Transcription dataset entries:
======

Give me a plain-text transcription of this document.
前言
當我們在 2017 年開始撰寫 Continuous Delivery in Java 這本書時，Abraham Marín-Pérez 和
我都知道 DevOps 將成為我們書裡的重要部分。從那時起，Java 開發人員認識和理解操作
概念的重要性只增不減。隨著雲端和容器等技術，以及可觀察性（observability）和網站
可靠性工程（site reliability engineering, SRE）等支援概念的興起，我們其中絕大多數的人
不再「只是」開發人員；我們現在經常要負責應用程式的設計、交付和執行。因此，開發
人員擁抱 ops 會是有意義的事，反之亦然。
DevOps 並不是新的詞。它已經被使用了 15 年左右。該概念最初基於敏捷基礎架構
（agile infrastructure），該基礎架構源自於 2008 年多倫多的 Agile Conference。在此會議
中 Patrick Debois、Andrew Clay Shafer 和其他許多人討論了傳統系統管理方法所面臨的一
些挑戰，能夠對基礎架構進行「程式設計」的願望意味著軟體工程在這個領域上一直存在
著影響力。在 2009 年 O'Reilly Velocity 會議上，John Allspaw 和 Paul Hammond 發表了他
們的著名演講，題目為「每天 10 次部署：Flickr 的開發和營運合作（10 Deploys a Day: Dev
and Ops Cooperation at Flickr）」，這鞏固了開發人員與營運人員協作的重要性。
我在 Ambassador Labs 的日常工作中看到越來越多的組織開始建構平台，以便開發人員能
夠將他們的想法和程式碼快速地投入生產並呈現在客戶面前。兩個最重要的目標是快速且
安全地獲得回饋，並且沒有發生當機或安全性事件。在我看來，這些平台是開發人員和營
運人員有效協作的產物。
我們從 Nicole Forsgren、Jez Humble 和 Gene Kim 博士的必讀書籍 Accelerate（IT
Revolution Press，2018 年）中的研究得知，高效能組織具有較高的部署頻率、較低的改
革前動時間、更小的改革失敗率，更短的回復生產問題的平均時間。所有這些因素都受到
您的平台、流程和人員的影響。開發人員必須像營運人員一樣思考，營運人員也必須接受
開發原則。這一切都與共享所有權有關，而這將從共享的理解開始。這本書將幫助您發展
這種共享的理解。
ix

======

Would you restate every record word for word?

Give me a plain-text transcription of this document.
前言
當我們在 2017 年開始撰寫 Continuous Delivery in Java 這本書時，Abraham Marín-Pérez 和
我都知道 DevOps 將成為我們書裡的重要部分。從那時起，Java 開發人員認識和理解操作
概念的重要性只增不減。隨著雲端和容器等技術，以及可觀察性（observability）和網站
可靠性工程（site reliability engineering, SRE）等支援概念的興起，我們其中絕大多數的人
不再「只是」開發人員；我們現在經常要負責應用程式的設計、交付和執行。因此，開發
人員擁抱 ops 會是有意義的事，反之亦然。
DevOps 並不是新的詞。它已經被使用了 15 年左右。該概念最初基於敏捷基礎架構
（agile infrastructure），該基礎架構源自於 2008 年多倫多的 Agile Conference。在此會議
中 Patrick Debois、Andrew Clay Shafer 和其他許多人討論了傳統系統管理方法所面臨的一
些挑戰，能夠對基礎架構進行「程式設計」的願望意味著軟體工程在這個領域上一直存在
著影響力。在 2009 年 O'Reilly Velocity 會議上，John Allspaw 和 Paul Hammond 發表了他
們的著名演講，題目為「每天 10 次部署：Flickr 的開發和營運合作（10 Deploys a Day: Dev
and Ops Cooperation at Flickr）」，這鞏固了開發人員與營運人員協作的重要性。
我在 Ambassador Labs 的日常工作中看到越來越多的組織開始建構平台，以便開發人員能
夠將他們的想法和程式碼快速地投入生產並呈現在客戶面前。兩個最重要的目標是快速且
安全地獲得回饋，並且沒有發生當機或安全性事件。在我看來，這些平台是開發人員和營
運人員有效協作的產物。
我們從 Nicole Forsgren、Jez Humble 和 Gene Kim 博士的必讀書籍 Accelerate（IT
Revolution Press，2018 年）中的研究得知，高效能組織具有較高的部署頻率、較低的改
革前動時間、更小的改革失敗率，更短的回復生產問題的平均時間。所有這些因素都受到
您的平台、流程和人員的影響。開發人員必須像營運人員一樣思考，營運人員也必須接受
開發原則。這一切都與共享所有權有關，而這將從共享的理解開始。這本書將幫助您發展
這種共享的理解。
ix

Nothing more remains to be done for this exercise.